Tally how many lines hold the string "size". Your reply should be that number alone.

ENTRIES PROVIDED
----------------------------------------

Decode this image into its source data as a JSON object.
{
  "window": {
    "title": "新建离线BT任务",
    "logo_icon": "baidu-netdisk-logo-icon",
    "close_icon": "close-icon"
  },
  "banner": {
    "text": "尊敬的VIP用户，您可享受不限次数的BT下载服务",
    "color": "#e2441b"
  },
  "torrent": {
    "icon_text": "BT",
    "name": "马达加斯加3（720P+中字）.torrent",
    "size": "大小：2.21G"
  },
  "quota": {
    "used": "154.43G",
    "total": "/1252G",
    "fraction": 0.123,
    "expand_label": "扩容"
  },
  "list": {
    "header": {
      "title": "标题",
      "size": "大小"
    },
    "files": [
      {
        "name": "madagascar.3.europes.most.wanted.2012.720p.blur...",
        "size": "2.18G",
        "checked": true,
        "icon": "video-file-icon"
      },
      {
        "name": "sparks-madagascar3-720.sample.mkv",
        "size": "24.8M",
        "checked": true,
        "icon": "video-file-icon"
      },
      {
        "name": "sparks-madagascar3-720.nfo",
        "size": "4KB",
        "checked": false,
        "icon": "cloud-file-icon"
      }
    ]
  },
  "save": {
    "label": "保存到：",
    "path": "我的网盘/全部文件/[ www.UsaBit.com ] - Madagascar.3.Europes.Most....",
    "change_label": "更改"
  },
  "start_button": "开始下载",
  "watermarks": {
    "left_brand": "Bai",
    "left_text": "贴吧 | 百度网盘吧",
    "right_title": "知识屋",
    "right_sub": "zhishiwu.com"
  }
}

----------------------------------------

EXPECTED OUTPUT
5